*DO THIS*:
In the entries below, find the lines with the word "races" and copy them.

*RAW DATA*:
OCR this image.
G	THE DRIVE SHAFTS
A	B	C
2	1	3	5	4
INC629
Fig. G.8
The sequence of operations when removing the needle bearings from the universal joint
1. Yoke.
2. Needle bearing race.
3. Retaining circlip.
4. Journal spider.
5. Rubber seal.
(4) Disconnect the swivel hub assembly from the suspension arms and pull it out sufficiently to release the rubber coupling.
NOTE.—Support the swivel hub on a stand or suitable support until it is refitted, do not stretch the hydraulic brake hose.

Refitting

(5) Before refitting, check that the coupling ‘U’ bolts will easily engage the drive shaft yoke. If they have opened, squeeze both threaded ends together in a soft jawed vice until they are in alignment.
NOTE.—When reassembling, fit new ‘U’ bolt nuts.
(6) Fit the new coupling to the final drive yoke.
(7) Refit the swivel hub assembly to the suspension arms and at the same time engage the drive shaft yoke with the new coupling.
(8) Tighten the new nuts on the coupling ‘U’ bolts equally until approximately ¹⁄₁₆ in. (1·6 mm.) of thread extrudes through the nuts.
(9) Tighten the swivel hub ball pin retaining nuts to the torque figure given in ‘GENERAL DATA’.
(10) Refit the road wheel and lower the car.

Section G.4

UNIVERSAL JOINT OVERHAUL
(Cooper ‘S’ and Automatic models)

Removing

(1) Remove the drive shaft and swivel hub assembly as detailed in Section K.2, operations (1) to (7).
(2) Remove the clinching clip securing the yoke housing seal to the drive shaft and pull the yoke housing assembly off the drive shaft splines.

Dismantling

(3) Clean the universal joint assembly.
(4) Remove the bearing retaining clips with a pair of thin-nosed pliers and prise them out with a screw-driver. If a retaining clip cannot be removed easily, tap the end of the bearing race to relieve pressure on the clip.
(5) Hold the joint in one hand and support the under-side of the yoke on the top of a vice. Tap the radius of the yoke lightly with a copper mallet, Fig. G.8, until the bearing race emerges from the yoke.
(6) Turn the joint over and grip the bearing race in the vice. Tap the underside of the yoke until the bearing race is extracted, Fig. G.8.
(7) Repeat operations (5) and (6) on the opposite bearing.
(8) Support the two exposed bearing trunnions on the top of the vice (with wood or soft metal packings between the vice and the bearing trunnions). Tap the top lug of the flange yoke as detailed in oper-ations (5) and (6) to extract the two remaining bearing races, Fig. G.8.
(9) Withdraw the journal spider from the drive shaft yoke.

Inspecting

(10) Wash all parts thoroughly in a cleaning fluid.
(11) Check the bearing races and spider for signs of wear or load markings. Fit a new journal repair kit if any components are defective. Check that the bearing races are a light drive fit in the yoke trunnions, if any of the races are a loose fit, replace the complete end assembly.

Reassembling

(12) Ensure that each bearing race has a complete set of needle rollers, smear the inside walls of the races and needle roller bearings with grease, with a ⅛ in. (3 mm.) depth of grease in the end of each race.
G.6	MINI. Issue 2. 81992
...
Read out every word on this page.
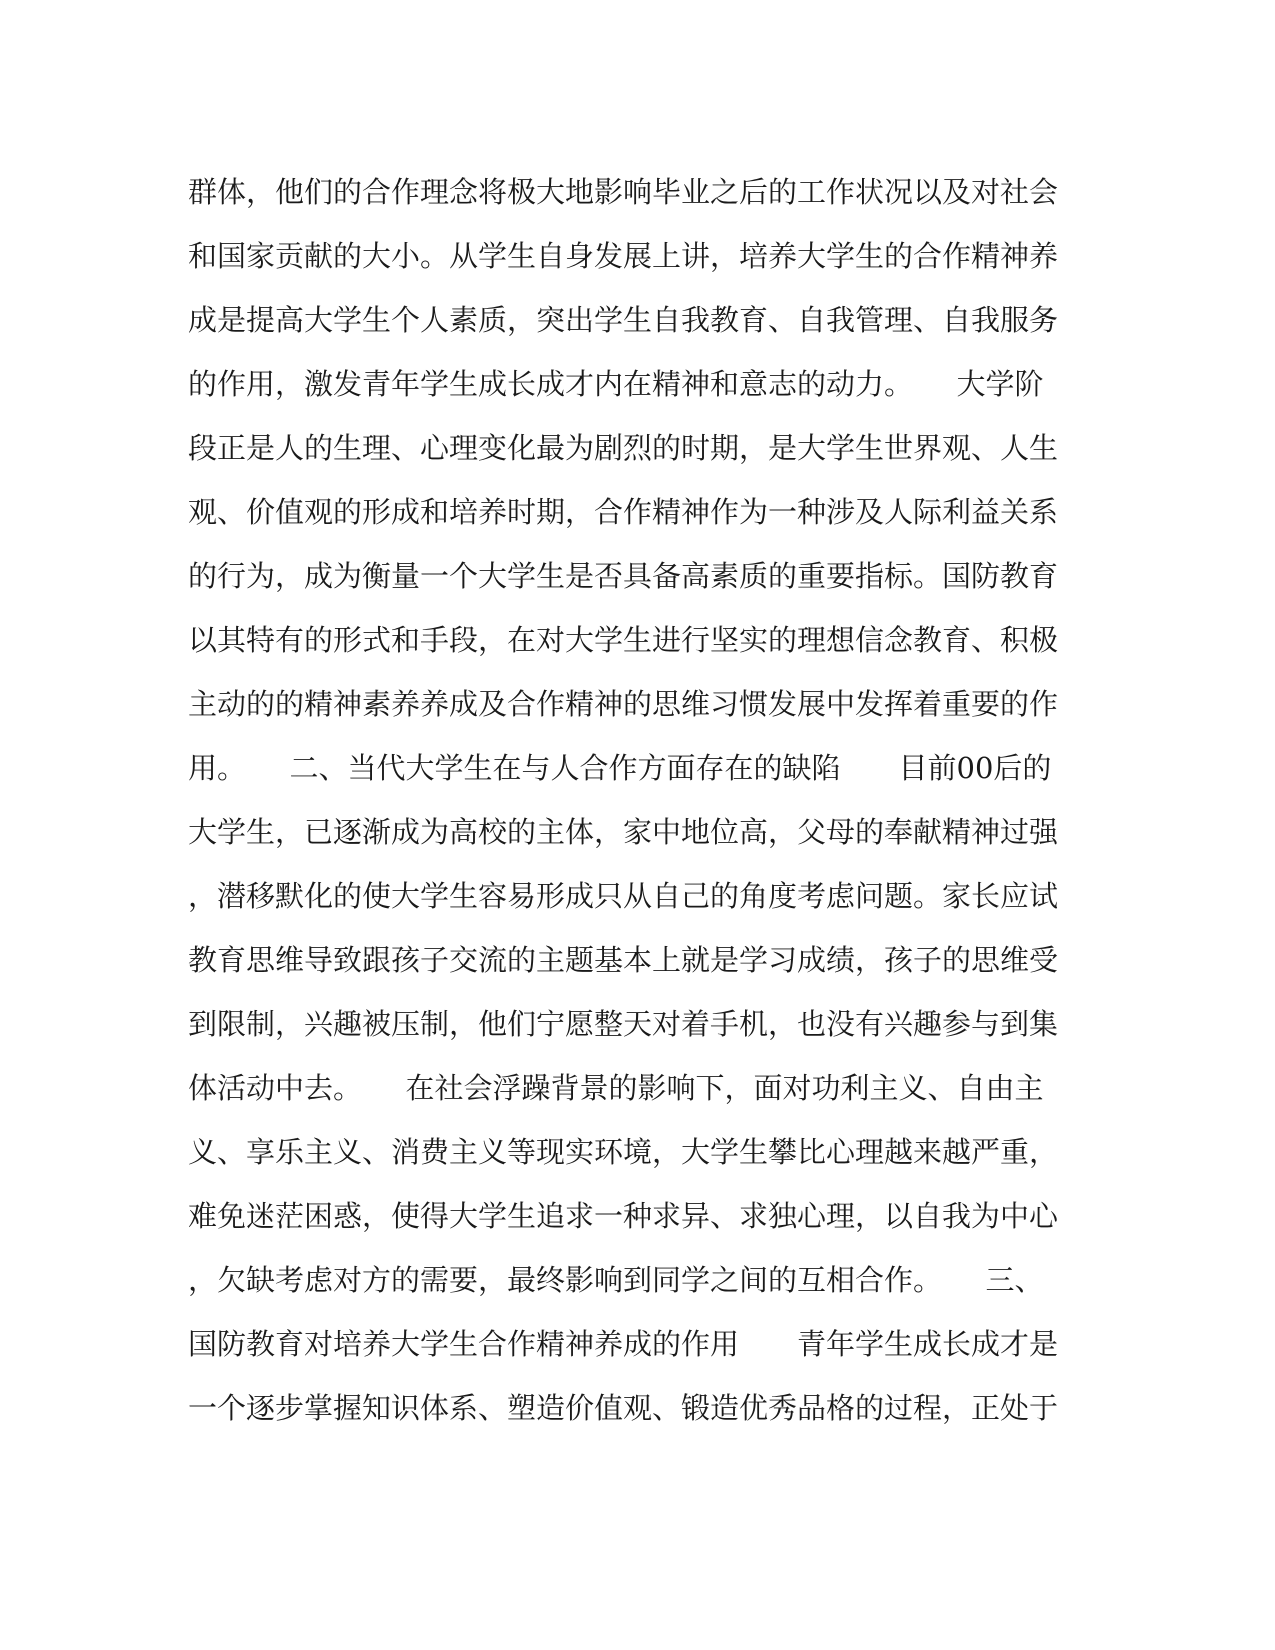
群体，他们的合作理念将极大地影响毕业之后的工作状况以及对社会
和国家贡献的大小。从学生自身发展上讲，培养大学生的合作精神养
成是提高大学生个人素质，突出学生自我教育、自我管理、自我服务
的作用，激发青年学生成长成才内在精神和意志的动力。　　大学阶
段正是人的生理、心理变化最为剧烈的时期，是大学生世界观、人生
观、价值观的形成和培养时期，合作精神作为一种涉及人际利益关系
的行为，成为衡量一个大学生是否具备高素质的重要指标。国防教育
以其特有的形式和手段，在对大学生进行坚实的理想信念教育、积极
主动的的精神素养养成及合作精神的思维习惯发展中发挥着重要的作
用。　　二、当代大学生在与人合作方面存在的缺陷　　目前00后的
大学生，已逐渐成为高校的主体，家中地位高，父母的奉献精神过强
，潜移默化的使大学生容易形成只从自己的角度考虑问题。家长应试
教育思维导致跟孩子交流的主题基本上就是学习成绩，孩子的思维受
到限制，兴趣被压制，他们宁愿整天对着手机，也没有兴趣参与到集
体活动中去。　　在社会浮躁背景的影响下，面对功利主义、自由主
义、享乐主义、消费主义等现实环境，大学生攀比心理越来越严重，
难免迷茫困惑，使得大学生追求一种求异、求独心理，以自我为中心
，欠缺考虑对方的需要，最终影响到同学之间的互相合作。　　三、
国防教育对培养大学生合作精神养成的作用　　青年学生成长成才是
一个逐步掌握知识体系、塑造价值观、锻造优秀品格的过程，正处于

*EXERCISE RESULT*:
(8) Support the two exposed bearing trunnions on the top of the vice (with wood or soft metal packings between the vice and the bearing trunnions). Tap the top lug of the flange yoke as detailed in oper-ations (5) and (6) to extract the two remaining bearing races, Fig. G.8.
(11) Check the bearing races and spider for signs of wear or load markings. Fit a new journal repair kit if any components are defective. Check that the bearing races are a light drive fit in the yoke trunnions, if any of the races are a loose fit, replace the complete end assembly.
(12) Ensure that each bearing race has a complete set of needle rollers, smear the inside walls of the races and needle roller bearings with grease, with a ⅛ in. (3 mm.) depth of grease in the end of each race.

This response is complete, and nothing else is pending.